> _Directions for this task_: Locate the string "помощи" in the records below. Copy every line where it occurs.

____ Raw data

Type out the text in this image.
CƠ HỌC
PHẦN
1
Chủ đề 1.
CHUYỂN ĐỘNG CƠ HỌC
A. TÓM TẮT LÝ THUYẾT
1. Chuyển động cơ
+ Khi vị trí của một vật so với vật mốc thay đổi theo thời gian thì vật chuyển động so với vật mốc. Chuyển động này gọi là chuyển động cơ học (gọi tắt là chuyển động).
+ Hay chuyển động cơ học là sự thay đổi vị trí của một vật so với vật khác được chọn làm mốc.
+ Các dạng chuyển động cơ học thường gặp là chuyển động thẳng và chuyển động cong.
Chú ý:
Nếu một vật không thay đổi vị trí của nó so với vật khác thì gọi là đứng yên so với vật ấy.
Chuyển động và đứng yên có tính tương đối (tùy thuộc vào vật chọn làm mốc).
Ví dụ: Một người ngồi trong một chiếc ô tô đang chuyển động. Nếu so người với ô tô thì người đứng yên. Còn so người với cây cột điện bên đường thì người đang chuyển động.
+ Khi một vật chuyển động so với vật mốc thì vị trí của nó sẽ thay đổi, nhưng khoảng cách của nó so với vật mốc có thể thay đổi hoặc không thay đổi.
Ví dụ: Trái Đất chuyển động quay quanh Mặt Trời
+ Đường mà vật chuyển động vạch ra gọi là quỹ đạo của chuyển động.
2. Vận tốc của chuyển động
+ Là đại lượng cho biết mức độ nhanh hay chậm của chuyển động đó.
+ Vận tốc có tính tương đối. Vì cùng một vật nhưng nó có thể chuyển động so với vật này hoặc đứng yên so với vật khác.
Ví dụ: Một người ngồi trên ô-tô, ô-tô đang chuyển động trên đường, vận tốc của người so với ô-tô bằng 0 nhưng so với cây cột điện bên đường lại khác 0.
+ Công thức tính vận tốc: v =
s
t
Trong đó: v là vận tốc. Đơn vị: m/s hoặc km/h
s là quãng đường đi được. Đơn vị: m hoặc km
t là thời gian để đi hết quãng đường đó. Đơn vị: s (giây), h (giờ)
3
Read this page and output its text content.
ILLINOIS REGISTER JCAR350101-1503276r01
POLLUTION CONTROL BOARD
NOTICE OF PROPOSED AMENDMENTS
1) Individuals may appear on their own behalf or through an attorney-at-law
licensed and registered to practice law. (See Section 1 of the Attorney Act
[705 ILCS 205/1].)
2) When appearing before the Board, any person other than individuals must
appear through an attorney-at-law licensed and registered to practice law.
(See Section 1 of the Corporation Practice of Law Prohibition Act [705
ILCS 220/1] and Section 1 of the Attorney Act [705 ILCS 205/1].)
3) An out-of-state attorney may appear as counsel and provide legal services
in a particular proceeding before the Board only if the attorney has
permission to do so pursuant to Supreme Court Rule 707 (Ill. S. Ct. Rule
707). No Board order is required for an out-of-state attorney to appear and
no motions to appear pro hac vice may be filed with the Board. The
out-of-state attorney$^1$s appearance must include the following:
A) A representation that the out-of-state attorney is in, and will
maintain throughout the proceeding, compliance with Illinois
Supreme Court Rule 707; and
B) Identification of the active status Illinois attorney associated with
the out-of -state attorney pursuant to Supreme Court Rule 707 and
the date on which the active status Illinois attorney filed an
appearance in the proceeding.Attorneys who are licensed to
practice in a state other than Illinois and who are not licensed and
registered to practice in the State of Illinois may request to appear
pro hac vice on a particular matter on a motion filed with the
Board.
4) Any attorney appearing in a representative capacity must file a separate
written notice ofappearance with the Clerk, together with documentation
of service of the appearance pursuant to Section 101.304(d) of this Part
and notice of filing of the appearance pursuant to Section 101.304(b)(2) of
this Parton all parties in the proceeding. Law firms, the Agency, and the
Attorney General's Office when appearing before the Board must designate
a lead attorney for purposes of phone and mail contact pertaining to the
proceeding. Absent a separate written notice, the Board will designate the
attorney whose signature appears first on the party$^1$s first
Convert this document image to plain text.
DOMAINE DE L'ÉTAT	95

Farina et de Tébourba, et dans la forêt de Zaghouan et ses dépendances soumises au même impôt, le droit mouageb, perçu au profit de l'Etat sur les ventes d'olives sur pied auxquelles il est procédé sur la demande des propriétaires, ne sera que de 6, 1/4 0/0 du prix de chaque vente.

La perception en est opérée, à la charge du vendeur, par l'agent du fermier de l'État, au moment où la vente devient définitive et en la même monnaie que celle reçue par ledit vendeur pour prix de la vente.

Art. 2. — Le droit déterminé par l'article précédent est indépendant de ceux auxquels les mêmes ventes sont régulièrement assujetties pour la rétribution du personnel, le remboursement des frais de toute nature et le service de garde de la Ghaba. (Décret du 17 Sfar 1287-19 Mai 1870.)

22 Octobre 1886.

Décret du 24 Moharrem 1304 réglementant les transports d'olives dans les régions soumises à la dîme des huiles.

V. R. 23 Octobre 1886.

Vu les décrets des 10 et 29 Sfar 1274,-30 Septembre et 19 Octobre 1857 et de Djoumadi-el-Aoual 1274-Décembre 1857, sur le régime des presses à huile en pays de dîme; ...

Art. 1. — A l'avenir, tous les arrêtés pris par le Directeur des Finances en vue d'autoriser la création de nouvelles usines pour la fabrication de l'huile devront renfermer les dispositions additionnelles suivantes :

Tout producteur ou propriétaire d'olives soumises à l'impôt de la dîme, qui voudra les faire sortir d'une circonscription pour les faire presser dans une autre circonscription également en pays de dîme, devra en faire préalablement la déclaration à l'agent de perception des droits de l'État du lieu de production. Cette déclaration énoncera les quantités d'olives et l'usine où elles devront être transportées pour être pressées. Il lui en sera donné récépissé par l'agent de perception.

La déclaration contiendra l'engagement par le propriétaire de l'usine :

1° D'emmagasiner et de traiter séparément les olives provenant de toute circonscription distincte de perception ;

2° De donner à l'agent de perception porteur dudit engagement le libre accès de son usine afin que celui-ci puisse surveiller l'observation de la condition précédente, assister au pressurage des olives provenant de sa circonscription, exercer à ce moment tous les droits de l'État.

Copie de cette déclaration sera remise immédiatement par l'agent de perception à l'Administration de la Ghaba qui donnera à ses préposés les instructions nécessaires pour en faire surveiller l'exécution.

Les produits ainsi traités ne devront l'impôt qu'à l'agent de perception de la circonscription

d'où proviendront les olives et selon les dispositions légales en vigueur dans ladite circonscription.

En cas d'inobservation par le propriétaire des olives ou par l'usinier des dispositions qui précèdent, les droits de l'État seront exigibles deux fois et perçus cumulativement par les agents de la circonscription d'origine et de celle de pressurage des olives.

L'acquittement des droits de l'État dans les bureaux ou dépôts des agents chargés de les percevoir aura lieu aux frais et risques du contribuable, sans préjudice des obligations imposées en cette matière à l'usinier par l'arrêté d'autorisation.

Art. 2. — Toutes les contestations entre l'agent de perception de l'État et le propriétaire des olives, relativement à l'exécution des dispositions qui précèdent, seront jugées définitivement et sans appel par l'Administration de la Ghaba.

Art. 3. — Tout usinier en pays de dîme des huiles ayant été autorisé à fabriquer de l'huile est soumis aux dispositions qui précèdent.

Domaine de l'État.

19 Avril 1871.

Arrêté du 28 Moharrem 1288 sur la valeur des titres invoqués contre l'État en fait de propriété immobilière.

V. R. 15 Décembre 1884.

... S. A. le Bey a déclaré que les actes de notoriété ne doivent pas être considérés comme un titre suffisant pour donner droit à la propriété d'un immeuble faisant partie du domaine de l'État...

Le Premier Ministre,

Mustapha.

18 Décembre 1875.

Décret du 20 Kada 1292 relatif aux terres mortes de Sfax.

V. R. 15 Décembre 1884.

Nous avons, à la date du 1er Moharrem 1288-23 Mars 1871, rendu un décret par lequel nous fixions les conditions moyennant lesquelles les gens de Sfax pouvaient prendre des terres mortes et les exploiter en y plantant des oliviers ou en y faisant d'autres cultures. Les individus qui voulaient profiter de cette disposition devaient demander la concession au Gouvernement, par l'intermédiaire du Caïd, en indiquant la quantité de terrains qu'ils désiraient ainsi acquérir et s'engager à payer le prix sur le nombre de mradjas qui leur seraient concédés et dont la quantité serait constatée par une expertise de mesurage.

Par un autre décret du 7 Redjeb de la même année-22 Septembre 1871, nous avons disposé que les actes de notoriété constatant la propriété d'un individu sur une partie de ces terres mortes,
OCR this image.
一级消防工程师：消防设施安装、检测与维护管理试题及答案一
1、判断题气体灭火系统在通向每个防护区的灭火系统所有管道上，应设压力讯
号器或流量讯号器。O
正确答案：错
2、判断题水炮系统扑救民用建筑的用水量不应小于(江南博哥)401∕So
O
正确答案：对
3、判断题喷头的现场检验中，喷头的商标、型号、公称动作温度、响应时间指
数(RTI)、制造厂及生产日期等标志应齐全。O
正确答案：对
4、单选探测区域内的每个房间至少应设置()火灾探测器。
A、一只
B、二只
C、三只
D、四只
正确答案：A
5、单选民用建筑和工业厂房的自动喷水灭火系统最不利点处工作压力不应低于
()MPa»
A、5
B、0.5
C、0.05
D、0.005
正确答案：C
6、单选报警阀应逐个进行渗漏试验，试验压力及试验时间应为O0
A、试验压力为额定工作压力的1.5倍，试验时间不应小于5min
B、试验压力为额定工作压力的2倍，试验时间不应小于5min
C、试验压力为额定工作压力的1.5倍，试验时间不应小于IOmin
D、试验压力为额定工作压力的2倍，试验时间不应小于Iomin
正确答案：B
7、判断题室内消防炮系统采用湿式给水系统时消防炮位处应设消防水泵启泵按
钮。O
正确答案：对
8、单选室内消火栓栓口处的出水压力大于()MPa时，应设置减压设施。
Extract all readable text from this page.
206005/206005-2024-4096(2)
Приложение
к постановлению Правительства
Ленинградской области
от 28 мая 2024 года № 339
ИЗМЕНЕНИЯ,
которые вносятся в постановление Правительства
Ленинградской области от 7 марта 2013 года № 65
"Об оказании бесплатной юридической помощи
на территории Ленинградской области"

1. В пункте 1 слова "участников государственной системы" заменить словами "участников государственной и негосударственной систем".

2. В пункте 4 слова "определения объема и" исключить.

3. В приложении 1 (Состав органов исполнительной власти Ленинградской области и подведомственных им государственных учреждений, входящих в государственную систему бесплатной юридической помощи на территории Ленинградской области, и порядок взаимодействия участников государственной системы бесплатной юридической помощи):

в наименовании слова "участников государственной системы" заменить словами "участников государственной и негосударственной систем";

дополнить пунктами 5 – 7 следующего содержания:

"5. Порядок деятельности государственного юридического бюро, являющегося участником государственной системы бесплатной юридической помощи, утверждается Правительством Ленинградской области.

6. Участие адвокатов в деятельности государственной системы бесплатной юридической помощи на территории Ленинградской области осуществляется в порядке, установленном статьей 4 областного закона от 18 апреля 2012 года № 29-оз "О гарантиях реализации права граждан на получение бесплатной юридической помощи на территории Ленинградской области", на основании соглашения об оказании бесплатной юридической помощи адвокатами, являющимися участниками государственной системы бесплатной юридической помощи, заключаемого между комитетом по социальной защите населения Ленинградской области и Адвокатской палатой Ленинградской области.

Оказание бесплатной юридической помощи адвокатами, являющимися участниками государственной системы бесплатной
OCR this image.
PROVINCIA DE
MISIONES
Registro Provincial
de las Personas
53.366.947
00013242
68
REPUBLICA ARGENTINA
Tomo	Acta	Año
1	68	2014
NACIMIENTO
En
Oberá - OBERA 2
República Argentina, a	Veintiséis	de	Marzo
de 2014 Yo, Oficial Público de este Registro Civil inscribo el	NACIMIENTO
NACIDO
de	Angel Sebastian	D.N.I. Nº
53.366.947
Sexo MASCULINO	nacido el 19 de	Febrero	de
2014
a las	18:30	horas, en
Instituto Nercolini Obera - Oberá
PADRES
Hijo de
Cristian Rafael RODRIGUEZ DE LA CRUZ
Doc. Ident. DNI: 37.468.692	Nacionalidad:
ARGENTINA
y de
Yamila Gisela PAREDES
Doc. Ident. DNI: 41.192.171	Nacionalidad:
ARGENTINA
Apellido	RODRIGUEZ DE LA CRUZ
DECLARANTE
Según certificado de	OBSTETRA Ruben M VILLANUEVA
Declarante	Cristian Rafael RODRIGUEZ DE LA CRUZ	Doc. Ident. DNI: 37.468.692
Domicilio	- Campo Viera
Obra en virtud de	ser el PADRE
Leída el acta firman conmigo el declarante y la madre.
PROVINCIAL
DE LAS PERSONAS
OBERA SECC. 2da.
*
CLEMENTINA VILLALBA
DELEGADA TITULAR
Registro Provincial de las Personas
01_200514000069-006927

________

> _Task output_:
"Об оказании бесплатной юридической помощи
3. В приложении 1 (Состав органов исполнительной власти Ленинградской области и подведомственных им государственных учреждений, входящих в государственную систему бесплатной юридической помощи на территории Ленинградской области, и порядок взаимодействия участников государственной системы бесплатной юридической помощи):
"5. Порядок деятельности государственного юридического бюро, являющегося участником государственной системы бесплатной юридической помощи, утверждается Правительством Ленинградской области.
6. Участие адвокатов в деятельности государственной системы бесплатной юридической помощи на территории Ленинградской области осуществляется в порядке, установленном статьей 4 областного закона от 18 апреля 2012 года № 29-оз "О гарантиях реализации права граждан на получение бесплатной юридической помощи на территории Ленинградской области", на основании соглашения об оказании бесплатной юридической помощи адвокатами, являющимися участниками государственной системы бесплатной юридической помощи, заключаемого между комитетом по социальной защите населения Ленинградской области и Адвокатской палатой Ленинградской области.
Оказание бесплатной юридической помощи адвокатами, являющимися участниками государственной системы бесплатной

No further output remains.